> _GIVEN REQUEST_: Print out every record exactly as it appears.

--- Start of EXCERPTED DATA ---

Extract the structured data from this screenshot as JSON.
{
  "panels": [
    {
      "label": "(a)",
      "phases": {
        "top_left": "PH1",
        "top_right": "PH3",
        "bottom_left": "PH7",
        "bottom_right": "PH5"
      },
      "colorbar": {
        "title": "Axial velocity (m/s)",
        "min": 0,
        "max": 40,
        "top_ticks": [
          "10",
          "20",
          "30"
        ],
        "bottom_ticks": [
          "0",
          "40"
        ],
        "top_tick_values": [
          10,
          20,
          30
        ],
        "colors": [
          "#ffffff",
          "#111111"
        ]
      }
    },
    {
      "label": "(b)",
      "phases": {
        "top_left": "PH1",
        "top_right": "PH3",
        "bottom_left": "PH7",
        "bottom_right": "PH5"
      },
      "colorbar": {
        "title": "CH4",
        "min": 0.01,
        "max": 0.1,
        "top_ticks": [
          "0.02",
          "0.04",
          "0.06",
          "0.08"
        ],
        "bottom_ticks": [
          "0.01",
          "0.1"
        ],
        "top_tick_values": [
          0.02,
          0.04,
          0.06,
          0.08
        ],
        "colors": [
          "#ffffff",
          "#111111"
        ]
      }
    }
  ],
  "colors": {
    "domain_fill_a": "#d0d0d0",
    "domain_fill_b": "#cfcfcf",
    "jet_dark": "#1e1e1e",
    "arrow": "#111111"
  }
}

--- End of EXCERPTED DATA ---

> _TASK OUTPUT_:
Extract the structured data from this screenshot as JSON.
{
  "panels": [
    {
      "label": "(a)",
      "phases": {
        "top_left": "PH1",
        "top_right": "PH3",
        "bottom_left": "PH7",
        "bottom_right": "PH5"
      },
      "colorbar": {
        "title": "Axial velocity (m/s)",
        "min": 0,
        "max": 40,
        "top_ticks": [
          "10",
          "20",
          "30"
        ],
        "bottom_ticks": [
          "0",
          "40"
        ],
        "top_tick_values": [
          10,
          20,
          30
        ],
        "colors": [
          "#ffffff",
          "#111111"
        ]
      }
    },
    {
      "label": "(b)",
      "phases": {
        "top_left": "PH1",
        "top_right": "PH3",
        "bottom_left": "PH7",
        "bottom_right": "PH5"
      },
      "colorbar": {
        "title": "CH4",
        "min": 0.01,
        "max": 0.1,
        "top_ticks": [
          "0.02",
          "0.04",
          "0.06",
          "0.08"
        ],
        "bottom_ticks": [
          "0.01",
          "0.1"
        ],
        "top_tick_values": [
          0.02,
          0.04,
          0.06,
          0.08
        ],
        "colors": [
          "#ffffff",
          "#111111"
        ]
      }
    }
  ],
  "colors": {
    "domain_fill_a": "#d0d0d0",
    "domain_fill_b": "#cfcfcf",
    "jet_dark": "#1e1e1e",
    "arrow": "#111111"
  }
}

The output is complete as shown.